REQUIRED TASK ->
Find the string "this" in the records. Copy every line it appears in.

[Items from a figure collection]
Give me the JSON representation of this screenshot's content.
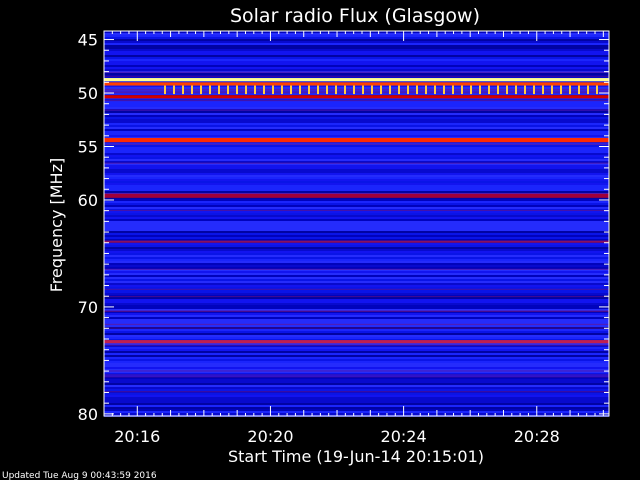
{
  "chart_data": {
    "type": "heatmap",
    "title": "Solar radio Flux (Glasgow)",
    "ylabel": "Frequency [MHz]",
    "xlabel": "Start Time (19-Jun-14 20:15:01)",
    "footer": "Updated Tue Aug  9 00:43:59 2016",
    "x_start": "20:15:01",
    "x_end": "20:30:10",
    "xlim_minutes": [
      15.0,
      30.17
    ],
    "ylim": [
      44.2,
      80.2
    ],
    "y_ticks": [
      45,
      50,
      55,
      60,
      70,
      80
    ],
    "y_major_ticks": [
      {
        "value": 45,
        "label": "45"
      },
      {
        "value": 50,
        "label": "50"
      },
      {
        "value": 55,
        "label": "55"
      },
      {
        "value": 60,
        "label": "60"
      },
      {
        "value": 70,
        "label": "70"
      },
      {
        "value": 80,
        "label": "80"
      }
    ],
    "x_ticks": [
      {
        "minute": 16,
        "label": "20:16"
      },
      {
        "minute": 20,
        "label": "20:20"
      },
      {
        "minute": 24,
        "label": "20:24"
      },
      {
        "minute": 28,
        "label": "20:28"
      }
    ],
    "background_color": "#0a14e6",
    "bands": [
      {
        "freq_from": 48.6,
        "freq_to": 48.9,
        "color": "#ffff90"
      },
      {
        "freq_from": 49.0,
        "freq_to": 49.3,
        "color": "#ff4000"
      },
      {
        "freq_from": 50.2,
        "freq_to": 50.5,
        "color": "#d00000"
      },
      {
        "freq_from": 54.2,
        "freq_to": 54.6,
        "color": "#ff2a00"
      },
      {
        "freq_from": 59.4,
        "freq_to": 59.8,
        "color": "#a0003a"
      },
      {
        "freq_from": 63.8,
        "freq_to": 64.0,
        "color": "#8a1060"
      },
      {
        "freq_from": 73.1,
        "freq_to": 73.4,
        "color": "#c02050"
      }
    ],
    "spike_row": {
      "freq_from": 49.3,
      "freq_to": 50.1,
      "color": "#ffcc40"
    }
  }
}
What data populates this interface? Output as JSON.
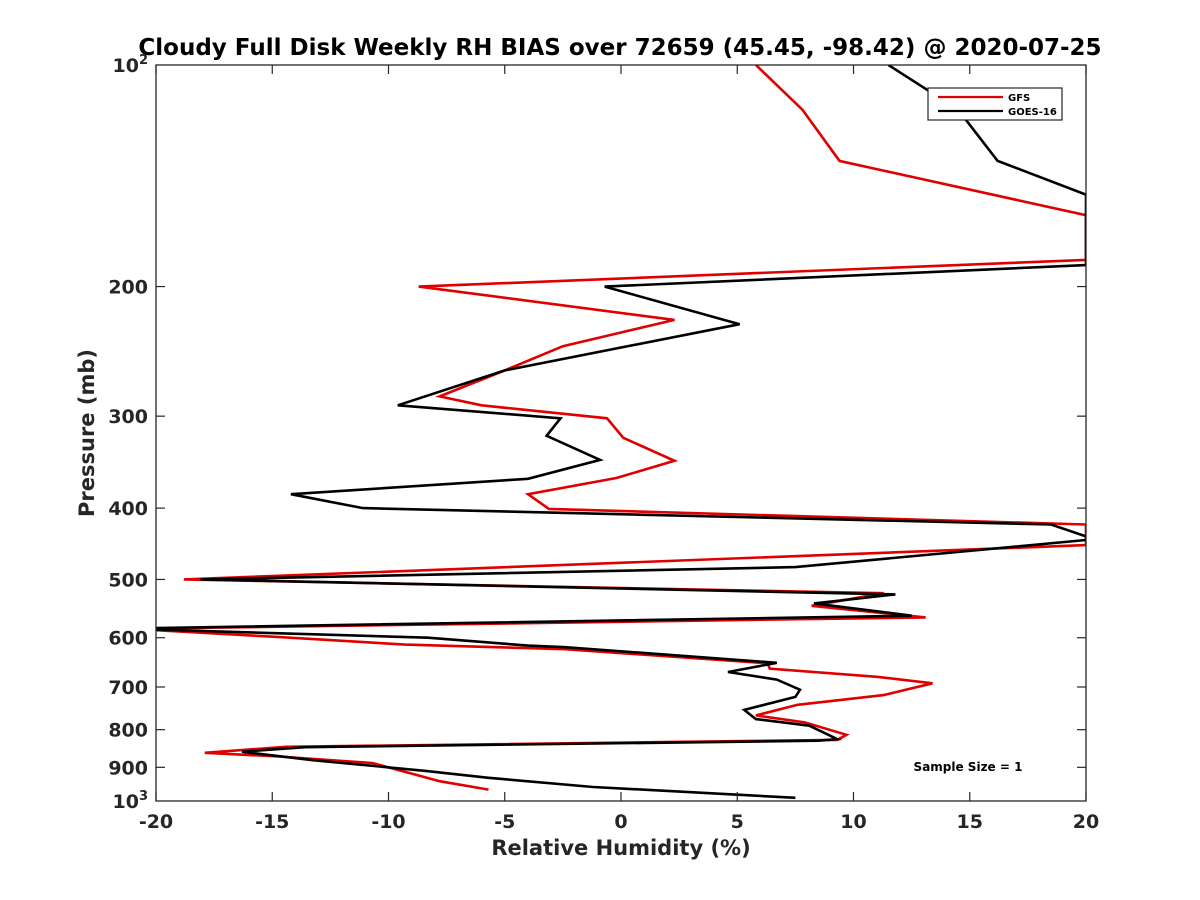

SOLUTION ->
Give me the JSON representation of this screenshot's content.
What data populates this interface? Output as JSON.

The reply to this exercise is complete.